(Dataset records)
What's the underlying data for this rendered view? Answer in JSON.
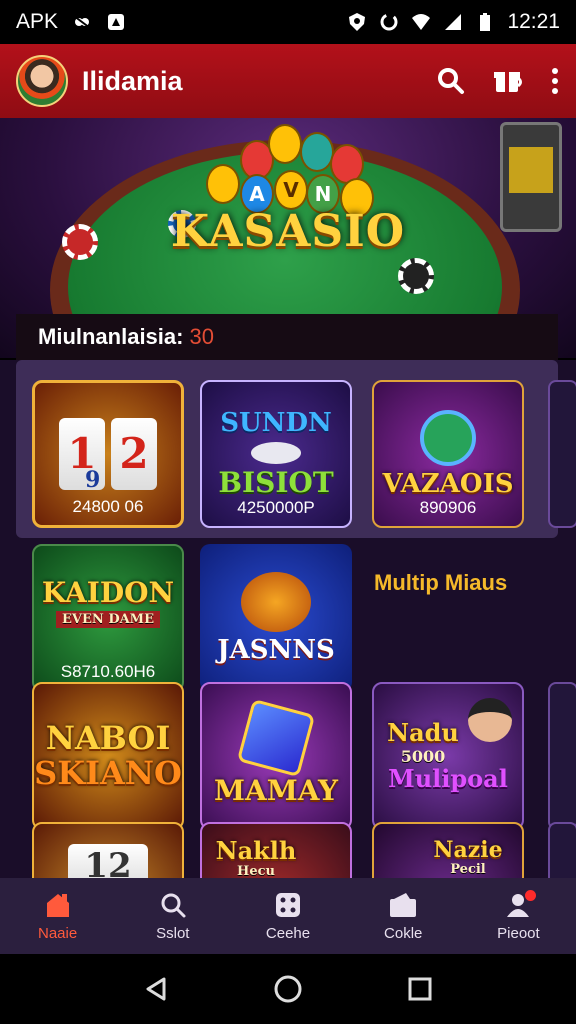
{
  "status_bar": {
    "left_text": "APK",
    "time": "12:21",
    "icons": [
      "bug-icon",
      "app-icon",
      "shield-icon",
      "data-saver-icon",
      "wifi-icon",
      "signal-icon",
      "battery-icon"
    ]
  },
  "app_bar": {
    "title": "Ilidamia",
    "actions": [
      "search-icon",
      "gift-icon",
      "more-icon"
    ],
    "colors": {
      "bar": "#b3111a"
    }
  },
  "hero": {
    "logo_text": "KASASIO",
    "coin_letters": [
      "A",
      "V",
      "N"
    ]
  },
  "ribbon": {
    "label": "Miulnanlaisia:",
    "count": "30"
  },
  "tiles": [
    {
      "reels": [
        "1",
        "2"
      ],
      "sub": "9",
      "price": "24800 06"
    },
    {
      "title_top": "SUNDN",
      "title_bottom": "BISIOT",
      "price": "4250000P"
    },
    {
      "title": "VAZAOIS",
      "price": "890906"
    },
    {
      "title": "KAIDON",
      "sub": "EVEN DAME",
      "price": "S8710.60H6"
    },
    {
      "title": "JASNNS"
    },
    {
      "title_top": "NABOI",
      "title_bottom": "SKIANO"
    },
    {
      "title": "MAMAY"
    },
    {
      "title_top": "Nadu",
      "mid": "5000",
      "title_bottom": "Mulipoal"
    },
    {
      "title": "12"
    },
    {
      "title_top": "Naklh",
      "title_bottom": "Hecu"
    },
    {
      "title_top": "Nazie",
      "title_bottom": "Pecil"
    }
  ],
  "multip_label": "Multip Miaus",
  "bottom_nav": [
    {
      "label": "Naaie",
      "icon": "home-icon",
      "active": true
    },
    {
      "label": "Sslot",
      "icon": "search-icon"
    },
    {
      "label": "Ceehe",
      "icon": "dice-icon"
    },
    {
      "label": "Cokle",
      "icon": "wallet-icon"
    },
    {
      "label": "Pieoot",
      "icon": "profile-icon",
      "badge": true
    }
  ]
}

■ What is asked:
Write the records above out again exactly, with no pictures in your copy.

■ Task output:
What's the underlying data for this rendered view? Answer in JSON.
{
  "status_bar": {
    "left_text": "APK",
    "time": "12:21",
    "icons": [
      "bug-icon",
      "app-icon",
      "shield-icon",
      "data-saver-icon",
      "wifi-icon",
      "signal-icon",
      "battery-icon"
    ]
  },
  "app_bar": {
    "title": "Ilidamia",
    "actions": [
      "search-icon",
      "gift-icon",
      "more-icon"
    ],
    "colors": {
      "bar": "#b3111a"
    }
  },
  "hero": {
    "logo_text": "KASASIO",
    "coin_letters": [
      "A",
      "V",
      "N"
    ]
  },
  "ribbon": {
    "label": "Miulnanlaisia:",
    "count": "30"
  },
  "tiles": [
    {
      "reels": [
        "1",
        "2"
      ],
      "sub": "9",
      "price": "24800 06"
    },
    {
      "title_top": "SUNDN",
      "title_bottom": "BISIOT",
      "price": "4250000P"
    },
    {
      "title": "VAZAOIS",
      "price": "890906"
    },
    {
      "title": "KAIDON",
      "sub": "EVEN DAME",
      "price": "S8710.60H6"
    },
    {
      "title": "JASNNS"
    },
    {
      "title_top": "NABOI",
      "title_bottom": "SKIANO"
    },
    {
      "title": "MAMAY"
    },
    {
      "title_top": "Nadu",
      "mid": "5000",
      "title_bottom": "Mulipoal"
    },
    {
      "title": "12"
    },
    {
      "title_top": "Naklh",
      "title_bottom": "Hecu"
    },
    {
      "title_top": "Nazie",
      "title_bottom": "Pecil"
    }
  ],
  "multip_label": "Multip Miaus",
  "bottom_nav": [
    {
      "label": "Naaie",
      "icon": "home-icon",
      "active": true
    },
    {
      "label": "Sslot",
      "icon": "search-icon"
    },
    {
      "label": "Ceehe",
      "icon": "dice-icon"
    },
    {
      "label": "Cokle",
      "icon": "wallet-icon"
    },
    {
      "label": "Pieoot",
      "icon": "profile-icon",
      "badge": true
    }
  ]
}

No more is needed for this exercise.